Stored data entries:

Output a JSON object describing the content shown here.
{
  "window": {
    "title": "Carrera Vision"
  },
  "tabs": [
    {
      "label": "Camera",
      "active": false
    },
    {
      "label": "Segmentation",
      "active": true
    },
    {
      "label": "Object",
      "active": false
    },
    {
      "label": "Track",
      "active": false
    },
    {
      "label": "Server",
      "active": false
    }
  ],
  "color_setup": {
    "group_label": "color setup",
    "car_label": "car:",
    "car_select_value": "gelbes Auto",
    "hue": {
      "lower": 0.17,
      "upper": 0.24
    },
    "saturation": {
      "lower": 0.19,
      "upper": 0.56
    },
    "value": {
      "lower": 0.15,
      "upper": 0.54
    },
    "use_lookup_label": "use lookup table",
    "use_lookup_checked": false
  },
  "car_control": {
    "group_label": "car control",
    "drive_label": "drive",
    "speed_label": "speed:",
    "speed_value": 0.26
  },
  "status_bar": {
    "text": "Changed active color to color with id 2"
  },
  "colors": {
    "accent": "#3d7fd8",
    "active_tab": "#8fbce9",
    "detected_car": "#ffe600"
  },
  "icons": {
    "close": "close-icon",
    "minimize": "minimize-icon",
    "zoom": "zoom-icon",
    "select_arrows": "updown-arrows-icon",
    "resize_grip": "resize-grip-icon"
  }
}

• **Problem details**:
Repeat the listing in full, keeping every line exactly as it is.

• **Completed task**:
Output a JSON object describing the content shown here.
{
  "window": {
    "title": "Carrera Vision"
  },
  "tabs": [
    {
      "label": "Camera",
      "active": false
    },
    {
      "label": "Segmentation",
      "active": true
    },
    {
      "label": "Object",
      "active": false
    },
    {
      "label": "Track",
      "active": false
    },
    {
      "label": "Server",
      "active": false
    }
  ],
  "color_setup": {
    "group_label": "color setup",
    "car_label": "car:",
    "car_select_value": "gelbes Auto",
    "hue": {
      "lower": 0.17,
      "upper": 0.24
    },
    "saturation": {
      "lower": 0.19,
      "upper": 0.56
    },
    "value": {
      "lower": 0.15,
      "upper": 0.54
    },
    "use_lookup_label": "use lookup table",
    "use_lookup_checked": false
  },
  "car_control": {
    "group_label": "car control",
    "drive_label": "drive",
    "speed_label": "speed:",
    "speed_value": 0.26
  },
  "status_bar": {
    "text": "Changed active color to color with id 2"
  },
  "colors": {
    "accent": "#3d7fd8",
    "active_tab": "#8fbce9",
    "detected_car": "#ffe600"
  },
  "icons": {
    "close": "close-icon",
    "minimize": "minimize-icon",
    "zoom": "zoom-icon",
    "select_arrows": "updown-arrows-icon",
    "resize_grip": "resize-grip-icon"
  }
}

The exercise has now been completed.